(Records from a data source)
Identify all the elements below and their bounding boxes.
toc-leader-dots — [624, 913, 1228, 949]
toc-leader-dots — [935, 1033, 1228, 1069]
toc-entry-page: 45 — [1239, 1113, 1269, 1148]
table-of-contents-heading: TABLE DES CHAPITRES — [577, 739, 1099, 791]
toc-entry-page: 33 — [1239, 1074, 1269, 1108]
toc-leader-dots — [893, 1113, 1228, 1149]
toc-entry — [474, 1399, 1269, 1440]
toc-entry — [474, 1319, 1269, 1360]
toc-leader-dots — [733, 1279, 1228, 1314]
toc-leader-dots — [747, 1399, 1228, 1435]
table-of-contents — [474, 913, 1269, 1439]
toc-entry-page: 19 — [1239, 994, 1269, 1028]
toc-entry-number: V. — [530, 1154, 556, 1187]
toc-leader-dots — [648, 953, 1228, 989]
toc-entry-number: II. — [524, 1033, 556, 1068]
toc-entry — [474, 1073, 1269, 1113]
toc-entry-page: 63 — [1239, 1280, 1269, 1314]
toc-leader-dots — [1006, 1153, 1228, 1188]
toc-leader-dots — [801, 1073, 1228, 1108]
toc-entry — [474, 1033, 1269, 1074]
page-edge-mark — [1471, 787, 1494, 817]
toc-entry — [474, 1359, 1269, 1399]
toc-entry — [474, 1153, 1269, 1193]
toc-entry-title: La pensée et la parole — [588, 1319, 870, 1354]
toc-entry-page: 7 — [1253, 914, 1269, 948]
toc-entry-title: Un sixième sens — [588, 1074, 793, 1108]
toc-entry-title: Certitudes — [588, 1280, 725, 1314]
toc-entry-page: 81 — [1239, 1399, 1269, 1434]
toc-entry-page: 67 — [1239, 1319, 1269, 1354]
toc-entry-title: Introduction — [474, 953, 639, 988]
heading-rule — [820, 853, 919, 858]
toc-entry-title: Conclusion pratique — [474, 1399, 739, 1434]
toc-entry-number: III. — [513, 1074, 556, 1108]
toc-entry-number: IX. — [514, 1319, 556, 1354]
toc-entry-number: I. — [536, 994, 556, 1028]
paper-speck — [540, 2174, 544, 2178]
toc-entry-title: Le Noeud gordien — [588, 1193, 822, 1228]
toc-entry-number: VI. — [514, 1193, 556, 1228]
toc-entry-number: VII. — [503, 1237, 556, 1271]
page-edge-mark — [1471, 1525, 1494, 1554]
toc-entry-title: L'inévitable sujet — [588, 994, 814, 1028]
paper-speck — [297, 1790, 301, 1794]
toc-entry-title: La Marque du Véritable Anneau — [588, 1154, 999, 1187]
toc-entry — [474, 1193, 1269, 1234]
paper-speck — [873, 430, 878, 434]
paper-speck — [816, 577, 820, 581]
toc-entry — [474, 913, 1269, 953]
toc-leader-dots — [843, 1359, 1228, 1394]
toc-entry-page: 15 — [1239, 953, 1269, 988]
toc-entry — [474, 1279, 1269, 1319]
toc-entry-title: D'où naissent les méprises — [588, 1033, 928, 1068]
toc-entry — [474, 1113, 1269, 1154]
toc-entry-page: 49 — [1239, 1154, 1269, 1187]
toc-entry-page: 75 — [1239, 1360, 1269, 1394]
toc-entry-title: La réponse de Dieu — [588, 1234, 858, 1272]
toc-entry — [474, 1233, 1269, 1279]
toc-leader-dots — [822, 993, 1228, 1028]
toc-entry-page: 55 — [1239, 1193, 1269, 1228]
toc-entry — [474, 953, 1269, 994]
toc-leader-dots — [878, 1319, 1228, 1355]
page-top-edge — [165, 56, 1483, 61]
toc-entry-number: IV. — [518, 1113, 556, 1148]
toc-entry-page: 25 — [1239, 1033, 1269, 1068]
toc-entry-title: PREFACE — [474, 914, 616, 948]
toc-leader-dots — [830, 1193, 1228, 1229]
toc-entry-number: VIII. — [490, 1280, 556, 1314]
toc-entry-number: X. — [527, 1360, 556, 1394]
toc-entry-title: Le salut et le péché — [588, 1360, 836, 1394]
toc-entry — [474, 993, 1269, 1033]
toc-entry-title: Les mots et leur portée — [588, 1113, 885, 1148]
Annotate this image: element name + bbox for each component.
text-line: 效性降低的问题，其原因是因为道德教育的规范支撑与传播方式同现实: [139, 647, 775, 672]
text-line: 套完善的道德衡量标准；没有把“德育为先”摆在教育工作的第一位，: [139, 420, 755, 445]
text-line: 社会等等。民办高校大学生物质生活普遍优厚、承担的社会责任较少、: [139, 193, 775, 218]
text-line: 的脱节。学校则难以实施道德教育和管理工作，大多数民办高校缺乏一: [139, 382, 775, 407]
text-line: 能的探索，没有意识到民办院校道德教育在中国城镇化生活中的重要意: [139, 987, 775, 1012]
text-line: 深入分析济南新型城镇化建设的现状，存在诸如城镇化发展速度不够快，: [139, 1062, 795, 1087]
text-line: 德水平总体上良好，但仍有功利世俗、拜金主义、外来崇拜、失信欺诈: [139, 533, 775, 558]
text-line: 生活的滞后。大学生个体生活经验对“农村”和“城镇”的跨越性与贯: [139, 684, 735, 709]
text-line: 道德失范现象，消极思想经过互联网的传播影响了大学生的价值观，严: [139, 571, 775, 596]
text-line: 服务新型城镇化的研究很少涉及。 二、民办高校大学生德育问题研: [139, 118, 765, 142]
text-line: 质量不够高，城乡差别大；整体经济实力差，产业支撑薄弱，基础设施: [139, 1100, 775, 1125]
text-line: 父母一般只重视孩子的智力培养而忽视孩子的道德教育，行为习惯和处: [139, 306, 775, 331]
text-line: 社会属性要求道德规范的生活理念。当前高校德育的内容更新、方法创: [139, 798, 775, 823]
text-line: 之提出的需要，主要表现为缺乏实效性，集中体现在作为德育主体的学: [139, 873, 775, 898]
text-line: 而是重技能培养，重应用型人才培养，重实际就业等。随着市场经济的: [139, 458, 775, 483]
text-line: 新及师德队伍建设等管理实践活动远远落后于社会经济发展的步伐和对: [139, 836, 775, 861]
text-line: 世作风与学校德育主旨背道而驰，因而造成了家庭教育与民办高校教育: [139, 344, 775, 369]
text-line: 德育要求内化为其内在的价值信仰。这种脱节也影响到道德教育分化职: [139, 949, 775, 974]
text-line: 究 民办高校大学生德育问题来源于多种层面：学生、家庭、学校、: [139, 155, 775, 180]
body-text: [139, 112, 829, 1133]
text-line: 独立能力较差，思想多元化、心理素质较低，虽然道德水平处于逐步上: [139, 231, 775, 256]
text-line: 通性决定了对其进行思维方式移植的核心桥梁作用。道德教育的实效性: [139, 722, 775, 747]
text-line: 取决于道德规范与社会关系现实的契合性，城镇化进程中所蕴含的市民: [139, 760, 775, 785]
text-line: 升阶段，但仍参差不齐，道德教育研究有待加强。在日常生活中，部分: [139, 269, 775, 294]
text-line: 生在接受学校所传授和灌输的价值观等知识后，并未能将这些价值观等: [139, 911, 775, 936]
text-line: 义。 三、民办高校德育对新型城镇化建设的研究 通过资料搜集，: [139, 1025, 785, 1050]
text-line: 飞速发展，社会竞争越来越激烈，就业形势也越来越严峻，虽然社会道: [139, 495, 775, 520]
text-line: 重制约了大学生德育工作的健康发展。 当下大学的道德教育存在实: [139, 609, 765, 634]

» **INSTRUCTIONS FOR THE TASK**
Reproduce all of the lines above, swapping "paper-speck" for "dust-speck" wherever it occurs and leaving everything else unchanged.

» **SOLUTION TO THIS EXERCISE**
Identify all the elements below and their bounding boxes.
toc-leader-dots — [624, 913, 1228, 949]
toc-leader-dots — [935, 1033, 1228, 1069]
toc-entry-page: 45 — [1239, 1113, 1269, 1148]
table-of-contents-heading: TABLE DES CHAPITRES — [577, 739, 1099, 791]
toc-entry-page: 33 — [1239, 1074, 1269, 1108]
toc-leader-dots — [893, 1113, 1228, 1149]
toc-entry — [474, 1399, 1269, 1440]
toc-entry — [474, 1319, 1269, 1360]
toc-leader-dots — [733, 1279, 1228, 1314]
toc-leader-dots — [747, 1399, 1228, 1435]
table-of-contents — [474, 913, 1269, 1439]
toc-entry-page: 19 — [1239, 994, 1269, 1028]
toc-entry-number: V. — [530, 1154, 556, 1187]
toc-leader-dots — [648, 953, 1228, 989]
toc-entry-number: II. — [524, 1033, 556, 1068]
toc-entry — [474, 1073, 1269, 1113]
toc-entry-page: 63 — [1239, 1280, 1269, 1314]
toc-leader-dots — [1006, 1153, 1228, 1188]
toc-leader-dots — [801, 1073, 1228, 1108]
toc-entry — [474, 1033, 1269, 1074]
page-edge-mark — [1471, 787, 1494, 817]
toc-entry — [474, 1359, 1269, 1399]
toc-entry — [474, 1153, 1269, 1193]
toc-entry-title: La pensée et la parole — [588, 1319, 870, 1354]
toc-entry-page: 7 — [1253, 914, 1269, 948]
toc-entry-title: Un sixième sens — [588, 1074, 793, 1108]
toc-entry-title: Certitudes — [588, 1280, 725, 1314]
toc-entry-page: 81 — [1239, 1399, 1269, 1434]
toc-entry-page: 67 — [1239, 1319, 1269, 1354]
toc-entry-title: Introduction — [474, 953, 639, 988]
heading-rule — [820, 853, 919, 858]
toc-entry-title: Conclusion pratique — [474, 1399, 739, 1434]
toc-entry-number: III. — [513, 1074, 556, 1108]
toc-entry-number: IX. — [514, 1319, 556, 1354]
toc-entry-number: I. — [536, 994, 556, 1028]
dust-speck — [540, 2174, 544, 2178]
toc-entry-title: Le Noeud gordien — [588, 1193, 822, 1228]
toc-entry-number: VI. — [514, 1193, 556, 1228]
toc-entry-number: VII. — [503, 1237, 556, 1271]
page-edge-mark — [1471, 1525, 1494, 1554]
toc-entry-title: L'inévitable sujet — [588, 994, 814, 1028]
dust-speck — [297, 1790, 301, 1794]
toc-entry-title: La Marque du Véritable Anneau — [588, 1154, 999, 1187]
toc-entry — [474, 1193, 1269, 1234]
dust-speck — [873, 430, 878, 434]
dust-speck — [816, 577, 820, 581]
toc-entry — [474, 913, 1269, 953]
toc-leader-dots — [843, 1359, 1228, 1394]
toc-entry-page: 15 — [1239, 953, 1269, 988]
toc-entry — [474, 1279, 1269, 1319]
toc-entry-title: D'où naissent les méprises — [588, 1033, 928, 1068]
toc-entry — [474, 1113, 1269, 1154]
toc-entry-page: 49 — [1239, 1154, 1269, 1187]
toc-entry-page: 75 — [1239, 1360, 1269, 1394]
toc-entry-title: La réponse de Dieu — [588, 1234, 858, 1272]
toc-entry — [474, 1233, 1269, 1279]
toc-leader-dots — [822, 993, 1228, 1028]
toc-entry-page: 55 — [1239, 1193, 1269, 1228]
toc-entry — [474, 953, 1269, 994]
toc-leader-dots — [878, 1319, 1228, 1355]
page-top-edge — [165, 56, 1483, 61]
toc-entry-number: IV. — [518, 1113, 556, 1148]
toc-entry-page: 25 — [1239, 1033, 1269, 1068]
toc-entry-title: PREFACE — [474, 914, 616, 948]
toc-leader-dots — [830, 1193, 1228, 1229]
toc-entry-number: VIII. — [490, 1280, 556, 1314]
toc-entry-number: X. — [527, 1360, 556, 1394]
toc-entry-title: Le salut et le péché — [588, 1360, 836, 1394]
toc-entry — [474, 993, 1269, 1033]
toc-entry-title: Les mots et leur portée — [588, 1113, 885, 1148]
Annotate this image: element name + bbox for each component.
text-line: 效性降低的问题，其原因是因为道德教育的规范支撑与传播方式同现实: [139, 647, 775, 672]
text-line: 套完善的道德衡量标准；没有把“德育为先”摆在教育工作的第一位，: [139, 420, 755, 445]
text-line: 社会等等。民办高校大学生物质生活普遍优厚、承担的社会责任较少、: [139, 193, 775, 218]
text-line: 的脱节。学校则难以实施道德教育和管理工作，大多数民办高校缺乏一: [139, 382, 775, 407]
text-line: 能的探索，没有意识到民办院校道德教育在中国城镇化生活中的重要意: [139, 987, 775, 1012]
text-line: 深入分析济南新型城镇化建设的现状，存在诸如城镇化发展速度不够快，: [139, 1062, 795, 1087]
text-line: 德水平总体上良好，但仍有功利世俗、拜金主义、外来崇拜、失信欺诈: [139, 533, 775, 558]
text-line: 生活的滞后。大学生个体生活经验对“农村”和“城镇”的跨越性与贯: [139, 684, 735, 709]
text-line: 道德失范现象，消极思想经过互联网的传播影响了大学生的价值观，严: [139, 571, 775, 596]
text-line: 服务新型城镇化的研究很少涉及。 二、民办高校大学生德育问题研: [139, 118, 765, 142]
text-line: 质量不够高，城乡差别大；整体经济实力差，产业支撑薄弱，基础设施: [139, 1100, 775, 1125]
text-line: 父母一般只重视孩子的智力培养而忽视孩子的道德教育，行为习惯和处: [139, 306, 775, 331]
text-line: 社会属性要求道德规范的生活理念。当前高校德育的内容更新、方法创: [139, 798, 775, 823]
text-line: 之提出的需要，主要表现为缺乏实效性，集中体现在作为德育主体的学: [139, 873, 775, 898]
text-line: 而是重技能培养，重应用型人才培养，重实际就业等。随着市场经济的: [139, 458, 775, 483]
text-line: 新及师德队伍建设等管理实践活动远远落后于社会经济发展的步伐和对: [139, 836, 775, 861]
text-line: 世作风与学校德育主旨背道而驰，因而造成了家庭教育与民办高校教育: [139, 344, 775, 369]
text-line: 德育要求内化为其内在的价值信仰。这种脱节也影响到道德教育分化职: [139, 949, 775, 974]
text-line: 究 民办高校大学生德育问题来源于多种层面：学生、家庭、学校、: [139, 155, 775, 180]
body-text: [139, 112, 829, 1133]
text-line: 独立能力较差，思想多元化、心理素质较低，虽然道德水平处于逐步上: [139, 231, 775, 256]
text-line: 通性决定了对其进行思维方式移植的核心桥梁作用。道德教育的实效性: [139, 722, 775, 747]
text-line: 取决于道德规范与社会关系现实的契合性，城镇化进程中所蕴含的市民: [139, 760, 775, 785]
text-line: 升阶段，但仍参差不齐，道德教育研究有待加强。在日常生活中，部分: [139, 269, 775, 294]
text-line: 生在接受学校所传授和灌输的价值观等知识后，并未能将这些价值观等: [139, 911, 775, 936]
text-line: 义。 三、民办高校德育对新型城镇化建设的研究 通过资料搜集，: [139, 1025, 785, 1050]
text-line: 飞速发展，社会竞争越来越激烈，就业形势也越来越严峻，虽然社会道: [139, 495, 775, 520]
text-line: 重制约了大学生德育工作的健康发展。 当下大学的道德教育存在实: [139, 609, 765, 634]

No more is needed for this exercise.